[Data entries]
>> start

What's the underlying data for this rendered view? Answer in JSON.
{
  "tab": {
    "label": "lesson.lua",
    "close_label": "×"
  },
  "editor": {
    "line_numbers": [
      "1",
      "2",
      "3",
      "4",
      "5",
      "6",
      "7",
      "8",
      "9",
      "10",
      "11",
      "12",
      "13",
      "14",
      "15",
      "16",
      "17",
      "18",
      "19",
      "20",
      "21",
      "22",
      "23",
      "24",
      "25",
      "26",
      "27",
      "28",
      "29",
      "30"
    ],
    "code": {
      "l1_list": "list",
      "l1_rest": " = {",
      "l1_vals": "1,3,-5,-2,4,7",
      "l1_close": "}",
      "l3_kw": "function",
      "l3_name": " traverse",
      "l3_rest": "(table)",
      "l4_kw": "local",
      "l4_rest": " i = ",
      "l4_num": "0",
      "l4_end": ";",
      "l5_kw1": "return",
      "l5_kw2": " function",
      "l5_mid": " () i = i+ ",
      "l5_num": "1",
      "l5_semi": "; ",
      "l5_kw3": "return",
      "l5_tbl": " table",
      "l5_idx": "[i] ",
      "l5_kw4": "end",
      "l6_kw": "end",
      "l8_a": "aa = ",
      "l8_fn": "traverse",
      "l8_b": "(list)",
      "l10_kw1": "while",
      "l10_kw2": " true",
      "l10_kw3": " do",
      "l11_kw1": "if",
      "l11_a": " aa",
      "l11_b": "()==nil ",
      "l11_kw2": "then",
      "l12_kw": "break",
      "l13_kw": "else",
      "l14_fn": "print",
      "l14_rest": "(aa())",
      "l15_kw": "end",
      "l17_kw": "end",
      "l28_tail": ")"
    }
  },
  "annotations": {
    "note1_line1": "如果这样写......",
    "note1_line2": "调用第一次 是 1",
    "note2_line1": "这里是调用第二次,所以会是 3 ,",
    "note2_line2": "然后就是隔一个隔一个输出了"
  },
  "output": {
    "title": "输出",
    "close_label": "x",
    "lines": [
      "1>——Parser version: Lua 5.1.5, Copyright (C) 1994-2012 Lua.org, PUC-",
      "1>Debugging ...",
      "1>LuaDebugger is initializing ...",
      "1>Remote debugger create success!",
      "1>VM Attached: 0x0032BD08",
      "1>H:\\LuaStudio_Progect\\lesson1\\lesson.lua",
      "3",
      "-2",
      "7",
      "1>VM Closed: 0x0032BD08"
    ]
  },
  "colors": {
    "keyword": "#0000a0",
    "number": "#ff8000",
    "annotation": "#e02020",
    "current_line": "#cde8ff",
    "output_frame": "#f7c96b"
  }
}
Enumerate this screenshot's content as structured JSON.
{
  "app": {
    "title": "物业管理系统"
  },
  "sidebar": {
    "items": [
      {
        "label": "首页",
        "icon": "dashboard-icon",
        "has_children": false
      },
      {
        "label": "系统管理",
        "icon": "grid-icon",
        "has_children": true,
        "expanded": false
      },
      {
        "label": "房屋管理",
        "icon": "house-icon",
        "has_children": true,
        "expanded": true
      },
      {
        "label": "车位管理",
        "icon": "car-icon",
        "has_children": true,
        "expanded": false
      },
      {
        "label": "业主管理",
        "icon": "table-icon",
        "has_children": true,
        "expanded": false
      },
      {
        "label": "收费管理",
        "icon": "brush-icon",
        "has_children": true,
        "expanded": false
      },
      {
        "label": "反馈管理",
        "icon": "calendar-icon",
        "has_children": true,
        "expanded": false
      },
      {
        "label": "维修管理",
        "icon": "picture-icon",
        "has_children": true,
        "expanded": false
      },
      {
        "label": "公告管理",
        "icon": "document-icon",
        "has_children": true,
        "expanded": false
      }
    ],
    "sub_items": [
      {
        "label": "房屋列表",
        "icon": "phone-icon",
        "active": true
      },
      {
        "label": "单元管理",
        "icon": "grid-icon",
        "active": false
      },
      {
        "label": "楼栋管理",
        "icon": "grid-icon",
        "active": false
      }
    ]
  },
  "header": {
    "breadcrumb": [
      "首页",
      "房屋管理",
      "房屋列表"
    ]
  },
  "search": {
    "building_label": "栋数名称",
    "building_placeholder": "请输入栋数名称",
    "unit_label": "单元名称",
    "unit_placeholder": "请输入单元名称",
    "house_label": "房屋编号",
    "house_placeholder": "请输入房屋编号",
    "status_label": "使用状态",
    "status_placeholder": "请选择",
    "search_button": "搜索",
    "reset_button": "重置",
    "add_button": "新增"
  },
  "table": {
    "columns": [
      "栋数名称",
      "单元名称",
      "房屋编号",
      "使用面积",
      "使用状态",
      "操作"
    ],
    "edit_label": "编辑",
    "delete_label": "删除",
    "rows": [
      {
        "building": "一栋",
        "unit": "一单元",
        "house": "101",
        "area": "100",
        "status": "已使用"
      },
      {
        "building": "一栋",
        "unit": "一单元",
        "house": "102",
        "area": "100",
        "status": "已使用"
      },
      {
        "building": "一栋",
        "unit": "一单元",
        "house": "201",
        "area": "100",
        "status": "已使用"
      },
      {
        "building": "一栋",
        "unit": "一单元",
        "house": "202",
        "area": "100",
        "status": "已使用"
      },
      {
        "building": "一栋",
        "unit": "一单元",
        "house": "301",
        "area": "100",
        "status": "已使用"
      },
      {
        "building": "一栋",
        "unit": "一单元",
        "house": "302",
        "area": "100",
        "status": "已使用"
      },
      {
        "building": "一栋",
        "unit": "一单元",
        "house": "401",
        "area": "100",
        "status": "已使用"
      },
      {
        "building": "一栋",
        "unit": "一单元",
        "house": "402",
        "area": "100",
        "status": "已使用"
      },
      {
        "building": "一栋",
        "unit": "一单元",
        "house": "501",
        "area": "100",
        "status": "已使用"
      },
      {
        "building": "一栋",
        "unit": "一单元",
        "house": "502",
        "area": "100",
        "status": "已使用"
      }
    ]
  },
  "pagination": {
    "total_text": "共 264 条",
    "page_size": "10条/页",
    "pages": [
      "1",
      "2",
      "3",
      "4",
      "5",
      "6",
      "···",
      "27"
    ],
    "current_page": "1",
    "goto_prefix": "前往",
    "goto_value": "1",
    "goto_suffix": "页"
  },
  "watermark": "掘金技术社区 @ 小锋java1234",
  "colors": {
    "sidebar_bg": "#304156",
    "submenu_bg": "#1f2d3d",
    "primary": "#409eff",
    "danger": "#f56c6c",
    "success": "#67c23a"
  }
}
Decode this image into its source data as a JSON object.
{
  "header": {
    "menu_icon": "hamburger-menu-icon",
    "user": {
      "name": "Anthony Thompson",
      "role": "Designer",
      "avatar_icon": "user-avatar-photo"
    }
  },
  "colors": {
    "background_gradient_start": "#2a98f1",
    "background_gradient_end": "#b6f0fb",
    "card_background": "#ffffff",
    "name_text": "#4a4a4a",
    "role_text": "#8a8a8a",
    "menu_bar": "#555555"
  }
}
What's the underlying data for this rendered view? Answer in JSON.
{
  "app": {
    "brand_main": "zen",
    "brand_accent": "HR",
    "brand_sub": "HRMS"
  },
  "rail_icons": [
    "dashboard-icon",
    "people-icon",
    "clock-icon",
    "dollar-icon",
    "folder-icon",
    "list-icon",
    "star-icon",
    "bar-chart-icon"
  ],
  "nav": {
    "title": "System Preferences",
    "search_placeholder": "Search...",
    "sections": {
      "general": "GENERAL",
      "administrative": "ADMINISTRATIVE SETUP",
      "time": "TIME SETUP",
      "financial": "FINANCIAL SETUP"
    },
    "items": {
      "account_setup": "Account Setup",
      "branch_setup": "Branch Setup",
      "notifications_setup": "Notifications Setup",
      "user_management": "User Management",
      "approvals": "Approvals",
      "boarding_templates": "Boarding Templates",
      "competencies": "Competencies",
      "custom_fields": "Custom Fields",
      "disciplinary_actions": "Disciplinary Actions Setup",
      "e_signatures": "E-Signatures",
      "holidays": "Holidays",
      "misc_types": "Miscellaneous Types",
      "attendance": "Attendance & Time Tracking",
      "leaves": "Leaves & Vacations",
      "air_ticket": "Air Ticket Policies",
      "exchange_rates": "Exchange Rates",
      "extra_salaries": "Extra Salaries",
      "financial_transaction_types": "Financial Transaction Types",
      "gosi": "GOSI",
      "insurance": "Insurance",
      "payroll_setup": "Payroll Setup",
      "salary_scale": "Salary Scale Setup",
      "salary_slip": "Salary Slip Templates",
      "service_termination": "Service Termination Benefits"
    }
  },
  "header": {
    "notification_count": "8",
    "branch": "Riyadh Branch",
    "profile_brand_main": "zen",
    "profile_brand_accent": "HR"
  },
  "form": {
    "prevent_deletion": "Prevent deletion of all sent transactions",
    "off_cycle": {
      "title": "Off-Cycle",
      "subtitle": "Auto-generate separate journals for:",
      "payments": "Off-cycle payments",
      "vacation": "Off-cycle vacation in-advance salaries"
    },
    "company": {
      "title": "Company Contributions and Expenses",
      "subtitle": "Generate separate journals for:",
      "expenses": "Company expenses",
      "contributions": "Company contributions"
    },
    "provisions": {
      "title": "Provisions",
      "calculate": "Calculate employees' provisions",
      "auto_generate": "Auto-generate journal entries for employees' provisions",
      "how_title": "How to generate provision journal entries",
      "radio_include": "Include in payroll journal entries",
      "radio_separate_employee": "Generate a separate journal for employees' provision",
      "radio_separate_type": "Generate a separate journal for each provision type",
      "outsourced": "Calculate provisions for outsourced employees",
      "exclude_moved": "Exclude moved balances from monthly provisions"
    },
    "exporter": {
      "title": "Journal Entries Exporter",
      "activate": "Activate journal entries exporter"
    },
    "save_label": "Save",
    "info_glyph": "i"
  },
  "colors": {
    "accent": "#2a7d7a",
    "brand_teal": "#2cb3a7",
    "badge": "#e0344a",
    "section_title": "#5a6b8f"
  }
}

>> end

Search the listing for the string "this". Copy each line where it turns up.

→ The result:
What's the underlying data for this rendered view? Answer in JSON.
Enumerate this screenshot's content as structured JSON.
Decode this image into its source data as a JSON object.
What's the underlying data for this rendered view? Answer in JSON.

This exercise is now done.